- **Task to carry out**
Exactly as given, repeat all of the entries.

- **Given data**
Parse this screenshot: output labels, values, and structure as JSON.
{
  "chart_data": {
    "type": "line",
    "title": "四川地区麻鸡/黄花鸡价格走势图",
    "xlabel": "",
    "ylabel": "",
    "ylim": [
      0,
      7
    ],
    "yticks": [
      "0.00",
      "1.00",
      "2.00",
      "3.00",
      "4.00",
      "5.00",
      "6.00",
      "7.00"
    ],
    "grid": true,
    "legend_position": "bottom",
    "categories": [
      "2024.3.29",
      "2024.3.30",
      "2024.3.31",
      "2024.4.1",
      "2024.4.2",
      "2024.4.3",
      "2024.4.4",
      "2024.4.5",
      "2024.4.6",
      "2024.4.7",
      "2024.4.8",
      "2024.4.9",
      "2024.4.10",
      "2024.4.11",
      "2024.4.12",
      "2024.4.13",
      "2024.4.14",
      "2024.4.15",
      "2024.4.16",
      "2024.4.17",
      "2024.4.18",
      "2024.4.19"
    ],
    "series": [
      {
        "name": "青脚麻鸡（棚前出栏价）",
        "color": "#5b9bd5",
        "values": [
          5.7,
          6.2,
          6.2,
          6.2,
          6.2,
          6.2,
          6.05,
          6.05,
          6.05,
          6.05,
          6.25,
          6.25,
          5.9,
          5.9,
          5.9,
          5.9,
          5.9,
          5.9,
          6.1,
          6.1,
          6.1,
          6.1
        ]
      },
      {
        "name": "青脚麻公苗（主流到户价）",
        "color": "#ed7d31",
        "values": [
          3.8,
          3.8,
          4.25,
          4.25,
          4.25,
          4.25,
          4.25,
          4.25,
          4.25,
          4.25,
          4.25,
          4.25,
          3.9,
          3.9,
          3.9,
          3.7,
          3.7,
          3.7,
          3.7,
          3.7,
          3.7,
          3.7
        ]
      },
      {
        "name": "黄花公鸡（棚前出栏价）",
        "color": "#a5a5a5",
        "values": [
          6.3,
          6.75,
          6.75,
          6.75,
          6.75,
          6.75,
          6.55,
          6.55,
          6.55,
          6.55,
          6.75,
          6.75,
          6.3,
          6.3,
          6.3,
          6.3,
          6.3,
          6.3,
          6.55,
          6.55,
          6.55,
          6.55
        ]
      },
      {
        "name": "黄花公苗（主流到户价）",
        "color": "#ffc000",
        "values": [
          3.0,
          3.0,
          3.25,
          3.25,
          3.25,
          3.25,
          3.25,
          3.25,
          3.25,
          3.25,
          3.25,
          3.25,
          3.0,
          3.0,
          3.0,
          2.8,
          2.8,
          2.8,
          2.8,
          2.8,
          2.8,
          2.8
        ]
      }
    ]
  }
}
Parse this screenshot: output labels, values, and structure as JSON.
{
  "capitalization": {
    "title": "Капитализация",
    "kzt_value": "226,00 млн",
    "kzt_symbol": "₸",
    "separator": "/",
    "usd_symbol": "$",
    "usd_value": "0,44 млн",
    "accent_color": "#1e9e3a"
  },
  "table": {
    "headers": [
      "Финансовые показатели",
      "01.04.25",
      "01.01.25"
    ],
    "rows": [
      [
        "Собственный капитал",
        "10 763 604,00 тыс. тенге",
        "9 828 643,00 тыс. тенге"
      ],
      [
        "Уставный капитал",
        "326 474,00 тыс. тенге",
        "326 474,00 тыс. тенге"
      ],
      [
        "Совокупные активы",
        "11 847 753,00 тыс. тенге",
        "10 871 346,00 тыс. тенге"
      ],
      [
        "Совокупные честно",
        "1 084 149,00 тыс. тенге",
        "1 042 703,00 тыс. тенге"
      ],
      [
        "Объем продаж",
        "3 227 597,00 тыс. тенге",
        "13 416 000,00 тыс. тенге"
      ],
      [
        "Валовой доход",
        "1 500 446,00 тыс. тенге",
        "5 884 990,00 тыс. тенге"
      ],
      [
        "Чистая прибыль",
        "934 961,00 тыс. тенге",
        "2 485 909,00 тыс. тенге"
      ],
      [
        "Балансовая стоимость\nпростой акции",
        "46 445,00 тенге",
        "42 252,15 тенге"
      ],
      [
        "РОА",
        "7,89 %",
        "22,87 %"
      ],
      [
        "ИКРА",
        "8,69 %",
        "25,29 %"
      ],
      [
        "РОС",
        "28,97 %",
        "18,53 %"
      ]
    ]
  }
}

- **Final answer**
Parse this screenshot: output labels, values, and structure as JSON.
{
  "chart_data": {
    "type": "line",
    "title": "四川地区麻鸡/黄花鸡价格走势图",
    "xlabel": "",
    "ylabel": "",
    "ylim": [
      0,
      7
    ],
    "yticks": [
      "0.00",
      "1.00",
      "2.00",
      "3.00",
      "4.00",
      "5.00",
      "6.00",
      "7.00"
    ],
    "grid": true,
    "legend_position": "bottom",
    "categories": [
      "2024.3.29",
      "2024.3.30",
      "2024.3.31",
      "2024.4.1",
      "2024.4.2",
      "2024.4.3",
      "2024.4.4",
      "2024.4.5",
      "2024.4.6",
      "2024.4.7",
      "2024.4.8",
      "2024.4.9",
      "2024.4.10",
      "2024.4.11",
      "2024.4.12",
      "2024.4.13",
      "2024.4.14",
      "2024.4.15",
      "2024.4.16",
      "2024.4.17",
      "2024.4.18",
      "2024.4.19"
    ],
    "series": [
      {
        "name": "青脚麻鸡（棚前出栏价）",
        "color": "#5b9bd5",
        "values": [
          5.7,
          6.2,
          6.2,
          6.2,
          6.2,
          6.2,
          6.05,
          6.05,
          6.05,
          6.05,
          6.25,
          6.25,
          5.9,
          5.9,
          5.9,
          5.9,
          5.9,
          5.9,
          6.1,
          6.1,
          6.1,
          6.1
        ]
      },
      {
        "name": "青脚麻公苗（主流到户价）",
        "color": "#ed7d31",
        "values": [
          3.8,
          3.8,
          4.25,
          4.25,
          4.25,
          4.25,
          4.25,
          4.25,
          4.25,
          4.25,
          4.25,
          4.25,
          3.9,
          3.9,
          3.9,
          3.7,
          3.7,
          3.7,
          3.7,
          3.7,
          3.7,
          3.7
        ]
      },
      {
        "name": "黄花公鸡（棚前出栏价）",
        "color": "#a5a5a5",
        "values": [
          6.3,
          6.75,
          6.75,
          6.75,
          6.75,
          6.75,
          6.55,
          6.55,
          6.55,
          6.55,
          6.75,
          6.75,
          6.3,
          6.3,
          6.3,
          6.3,
          6.3,
          6.3,
          6.55,
          6.55,
          6.55,
          6.55
        ]
      },
      {
        "name": "黄花公苗（主流到户价）",
        "color": "#ffc000",
        "values": [
          3.0,
          3.0,
          3.25,
          3.25,
          3.25,
          3.25,
          3.25,
          3.25,
          3.25,
          3.25,
          3.25,
          3.25,
          3.0,
          3.0,
          3.0,
          2.8,
          2.8,
          2.8,
          2.8,
          2.8,
          2.8,
          2.8
        ]
      }
    ]
  }
}
Parse this screenshot: output labels, values, and structure as JSON.
{
  "capitalization": {
    "title": "Капитализация",
    "kzt_value": "226,00 млн",
    "kzt_symbol": "₸",
    "separator": "/",
    "usd_symbol": "$",
    "usd_value": "0,44 млн",
    "accent_color": "#1e9e3a"
  },
  "table": {
    "headers": [
      "Финансовые показатели",
      "01.04.25",
      "01.01.25"
    ],
    "rows": [
      [
        "Собственный капитал",
        "10 763 604,00 тыс. тенге",
        "9 828 643,00 тыс. тенге"
      ],
      [
        "Уставный капитал",
        "326 474,00 тыс. тенге",
        "326 474,00 тыс. тенге"
      ],
      [
        "Совокупные активы",
        "11 847 753,00 тыс. тенге",
        "10 871 346,00 тыс. тенге"
      ],
      [
        "Совокупные честно",
        "1 084 149,00 тыс. тенге",
        "1 042 703,00 тыс. тенге"
      ],
      [
        "Объем продаж",
        "3 227 597,00 тыс. тенге",
        "13 416 000,00 тыс. тенге"
      ],
      [
        "Валовой доход",
        "1 500 446,00 тыс. тенге",
        "5 884 990,00 тыс. тенге"
      ],
      [
        "Чистая прибыль",
        "934 961,00 тыс. тенге",
        "2 485 909,00 тыс. тенге"
      ],
      [
        "Балансовая стоимость\nпростой акции",
        "46 445,00 тенге",
        "42 252,15 тенге"
      ],
      [
        "РОА",
        "7,89 %",
        "22,87 %"
      ],
      [
        "ИКРА",
        "8,69 %",
        "25,29 %"
      ],
      [
        "РОС",
        "28,97 %",
        "18,53 %"
      ]
    ]
  }
}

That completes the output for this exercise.